## Record set
"""

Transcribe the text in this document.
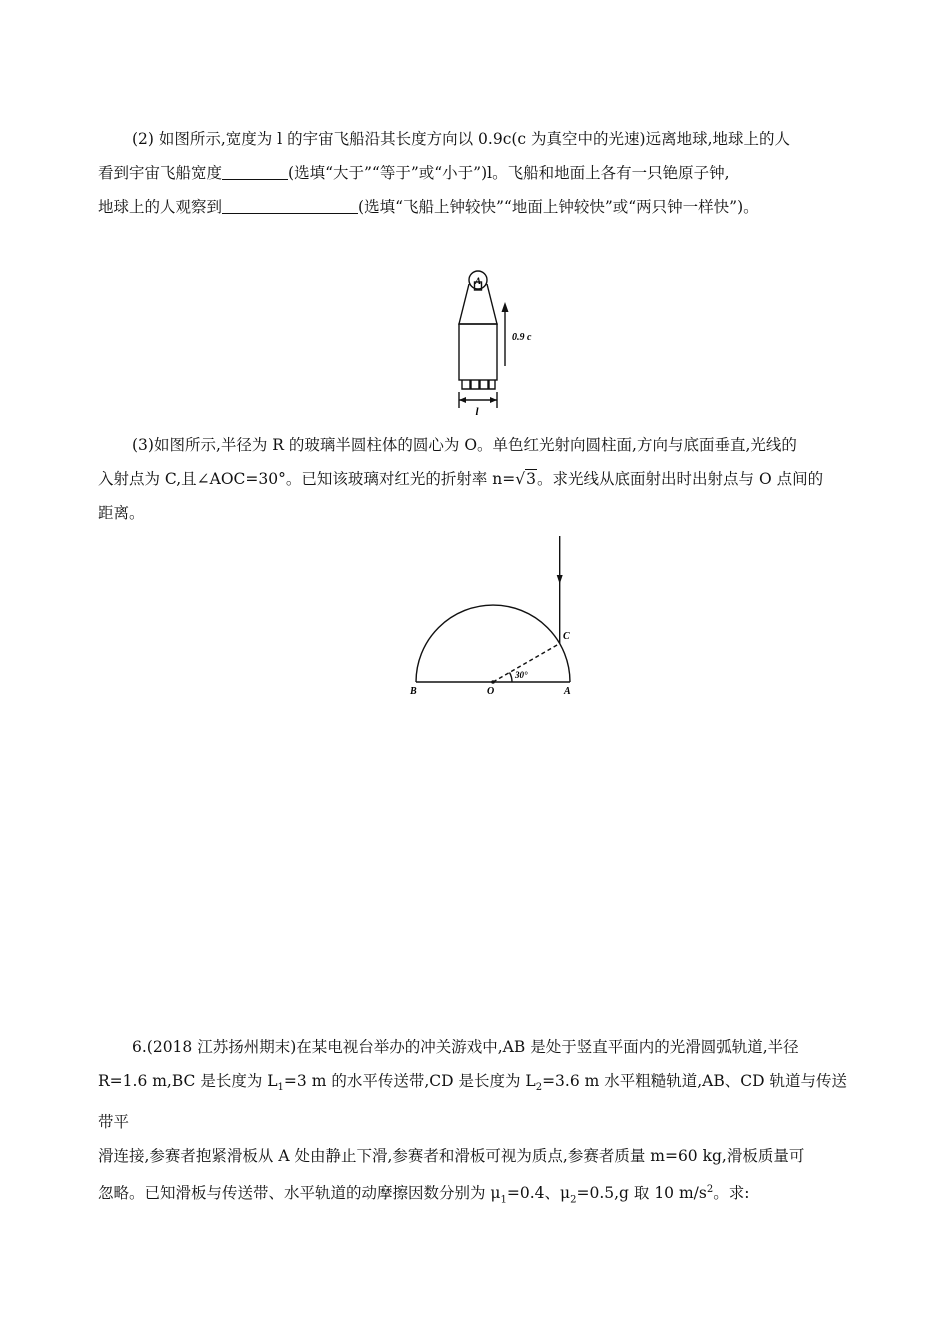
(2) 如图所示,宽度为 l 的宇宙飞船沿其长度方向以 0.9c(c 为真空中的光速)远离地球,地球上的人
看到宇宙飞船宽度	(选填“大于”“等于”或“小于”)l。飞船和地面上各有一只铯原子钟,
地球上的人观察到	(选填“飞船上钟较快”“地面上钟较快”或“两只钟一样快”)。
A
0.9 c
l
(3)如图所示,半径为 R 的玻璃半圆柱体的圆心为 O。单色红光射向圆柱面,方向与底面垂直,光线的
入射点为 C,且∠AOC=30°。已知该玻璃对红光的折射率 n=√3。求光线从底面射出时出射点与 O 点间的
距离。
B	O	A
C
30°
6.(2018 江苏扬州期末)在某电视台举办的冲关游戏中,AB 是处于竖直平面内的光滑圆弧轨道,半径
R=1.6 m,BC 是长度为 $L_1=3$ m 的水平传送带,CD 是长度为 $L_2=3.6$ m 水平粗糙轨道,AB、CD 轨道与传送带平
滑连接,参赛者抱紧滑板从 A 处由静止下滑,参赛者和滑板可视为质点,参赛者质量 m=60 kg,滑板质量可
忽略。已知滑板与传送带、水平轨道的动摩擦因数分别为 $\mu_1=0.4$、$\mu_2=0.5,g$ 取 10 $m/s^2$。求:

"""

## Work instructions
Return each line exactly as written. Any picture gets left out.

## Finished exercise
Transcribe the text in this document.
(2) 如图所示,宽度为 l 的宇宙飞船沿其长度方向以 0.9c(c 为真空中的光速)远离地球,地球上的人
看到宇宙飞船宽度	(选填“大于”“等于”或“小于”)l。飞船和地面上各有一只铯原子钟,
地球上的人观察到	(选填“飞船上钟较快”“地面上钟较快”或“两只钟一样快”)。
A
0.9 c
l
(3)如图所示,半径为 R 的玻璃半圆柱体的圆心为 O。单色红光射向圆柱面,方向与底面垂直,光线的
入射点为 C,且∠AOC=30°。已知该玻璃对红光的折射率 n=√3。求光线从底面射出时出射点与 O 点间的
距离。
B	O	A
C
30°
6.(2018 江苏扬州期末)在某电视台举办的冲关游戏中,AB 是处于竖直平面内的光滑圆弧轨道,半径
R=1.6 m,BC 是长度为 $L_1=3$ m 的水平传送带,CD 是长度为 $L_2=3.6$ m 水平粗糙轨道,AB、CD 轨道与传送带平
滑连接,参赛者抱紧滑板从 A 处由静止下滑,参赛者和滑板可视为质点,参赛者质量 m=60 kg,滑板质量可
忽略。已知滑板与传送带、水平轨道的动摩擦因数分别为 $\mu_1=0.4$、$\mu_2=0.5,g$ 取 10 $m/s^2$。求:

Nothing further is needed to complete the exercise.